**INSTRUCTION:**
In full and without deviation, write out the entries that follow.

**PROVIDED DATA:**
########

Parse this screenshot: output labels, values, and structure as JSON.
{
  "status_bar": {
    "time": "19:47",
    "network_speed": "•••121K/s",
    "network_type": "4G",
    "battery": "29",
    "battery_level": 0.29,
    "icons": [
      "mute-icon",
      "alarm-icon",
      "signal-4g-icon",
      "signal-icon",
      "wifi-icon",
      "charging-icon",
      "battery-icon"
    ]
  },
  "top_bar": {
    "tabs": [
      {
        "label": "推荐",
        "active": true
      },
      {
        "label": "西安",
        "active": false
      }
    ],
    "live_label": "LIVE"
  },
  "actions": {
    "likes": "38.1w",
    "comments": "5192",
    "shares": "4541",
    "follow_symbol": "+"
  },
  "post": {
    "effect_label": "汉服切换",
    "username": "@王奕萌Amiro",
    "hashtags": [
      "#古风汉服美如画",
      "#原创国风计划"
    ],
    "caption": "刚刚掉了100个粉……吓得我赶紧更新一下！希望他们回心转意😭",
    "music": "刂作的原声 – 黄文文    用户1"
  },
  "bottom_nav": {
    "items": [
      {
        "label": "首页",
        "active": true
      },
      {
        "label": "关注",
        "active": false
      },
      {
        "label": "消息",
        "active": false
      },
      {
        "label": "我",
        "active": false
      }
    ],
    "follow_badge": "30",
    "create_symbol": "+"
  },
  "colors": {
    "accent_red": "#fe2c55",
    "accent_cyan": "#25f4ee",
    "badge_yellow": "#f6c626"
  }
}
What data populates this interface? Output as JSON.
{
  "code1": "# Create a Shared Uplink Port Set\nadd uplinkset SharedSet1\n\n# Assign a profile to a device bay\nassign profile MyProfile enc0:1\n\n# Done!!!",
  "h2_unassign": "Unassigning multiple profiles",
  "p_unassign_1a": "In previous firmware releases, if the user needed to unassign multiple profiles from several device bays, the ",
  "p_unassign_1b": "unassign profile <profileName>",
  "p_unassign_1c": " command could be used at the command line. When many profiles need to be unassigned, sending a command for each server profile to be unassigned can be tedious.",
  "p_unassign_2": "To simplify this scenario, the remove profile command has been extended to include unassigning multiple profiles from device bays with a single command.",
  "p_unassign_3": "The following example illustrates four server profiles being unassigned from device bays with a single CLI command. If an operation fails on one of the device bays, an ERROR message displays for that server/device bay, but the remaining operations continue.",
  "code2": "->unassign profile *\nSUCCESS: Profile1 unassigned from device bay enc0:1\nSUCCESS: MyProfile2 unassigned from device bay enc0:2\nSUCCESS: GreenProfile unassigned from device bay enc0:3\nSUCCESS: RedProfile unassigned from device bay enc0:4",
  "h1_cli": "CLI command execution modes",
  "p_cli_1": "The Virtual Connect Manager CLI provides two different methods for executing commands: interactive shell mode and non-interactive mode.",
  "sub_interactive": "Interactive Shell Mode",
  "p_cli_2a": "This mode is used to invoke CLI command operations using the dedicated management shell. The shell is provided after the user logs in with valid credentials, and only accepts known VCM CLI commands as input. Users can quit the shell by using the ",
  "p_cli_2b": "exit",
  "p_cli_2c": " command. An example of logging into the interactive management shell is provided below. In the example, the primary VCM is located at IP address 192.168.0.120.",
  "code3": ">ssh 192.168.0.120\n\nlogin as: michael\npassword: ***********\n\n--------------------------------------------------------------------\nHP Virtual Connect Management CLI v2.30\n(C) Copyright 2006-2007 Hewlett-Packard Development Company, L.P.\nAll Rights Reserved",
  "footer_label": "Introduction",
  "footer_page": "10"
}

########

**FINAL RESULT:**
Parse this screenshot: output labels, values, and structure as JSON.
{
  "status_bar": {
    "time": "19:47",
    "network_speed": "•••121K/s",
    "network_type": "4G",
    "battery": "29",
    "battery_level": 0.29,
    "icons": [
      "mute-icon",
      "alarm-icon",
      "signal-4g-icon",
      "signal-icon",
      "wifi-icon",
      "charging-icon",
      "battery-icon"
    ]
  },
  "top_bar": {
    "tabs": [
      {
        "label": "推荐",
        "active": true
      },
      {
        "label": "西安",
        "active": false
      }
    ],
    "live_label": "LIVE"
  },
  "actions": {
    "likes": "38.1w",
    "comments": "5192",
    "shares": "4541",
    "follow_symbol": "+"
  },
  "post": {
    "effect_label": "汉服切换",
    "username": "@王奕萌Amiro",
    "hashtags": [
      "#古风汉服美如画",
      "#原创国风计划"
    ],
    "caption": "刚刚掉了100个粉……吓得我赶紧更新一下！希望他们回心转意😭",
    "music": "刂作的原声 – 黄文文    用户1"
  },
  "bottom_nav": {
    "items": [
      {
        "label": "首页",
        "active": true
      },
      {
        "label": "关注",
        "active": false
      },
      {
        "label": "消息",
        "active": false
      },
      {
        "label": "我",
        "active": false
      }
    ],
    "follow_badge": "30",
    "create_symbol": "+"
  },
  "colors": {
    "accent_red": "#fe2c55",
    "accent_cyan": "#25f4ee",
    "badge_yellow": "#f6c626"
  }
}
What data populates this interface? Output as JSON.
{
  "code1": "# Create a Shared Uplink Port Set\nadd uplinkset SharedSet1\n\n# Assign a profile to a device bay\nassign profile MyProfile enc0:1\n\n# Done!!!",
  "h2_unassign": "Unassigning multiple profiles",
  "p_unassign_1a": "In previous firmware releases, if the user needed to unassign multiple profiles from several device bays, the ",
  "p_unassign_1b": "unassign profile <profileName>",
  "p_unassign_1c": " command could be used at the command line. When many profiles need to be unassigned, sending a command for each server profile to be unassigned can be tedious.",
  "p_unassign_2": "To simplify this scenario, the remove profile command has been extended to include unassigning multiple profiles from device bays with a single command.",
  "p_unassign_3": "The following example illustrates four server profiles being unassigned from device bays with a single CLI command. If an operation fails on one of the device bays, an ERROR message displays for that server/device bay, but the remaining operations continue.",
  "code2": "->unassign profile *\nSUCCESS: Profile1 unassigned from device bay enc0:1\nSUCCESS: MyProfile2 unassigned from device bay enc0:2\nSUCCESS: GreenProfile unassigned from device bay enc0:3\nSUCCESS: RedProfile unassigned from device bay enc0:4",
  "h1_cli": "CLI command execution modes",
  "p_cli_1": "The Virtual Connect Manager CLI provides two different methods for executing commands: interactive shell mode and non-interactive mode.",
  "sub_interactive": "Interactive Shell Mode",
  "p_cli_2a": "This mode is used to invoke CLI command operations using the dedicated management shell. The shell is provided after the user logs in with valid credentials, and only accepts known VCM CLI commands as input. Users can quit the shell by using the ",
  "p_cli_2b": "exit",
  "p_cli_2c": " command. An example of logging into the interactive management shell is provided below. In the example, the primary VCM is located at IP address 192.168.0.120.",
  "code3": ">ssh 192.168.0.120\n\nlogin as: michael\npassword: ***********\n\n--------------------------------------------------------------------\nHP Virtual Connect Management CLI v2.30\n(C) Copyright 2006-2007 Hewlett-Packard Development Company, L.P.\nAll Rights Reserved",
  "footer_label": "Introduction",
  "footer_page": "10"
}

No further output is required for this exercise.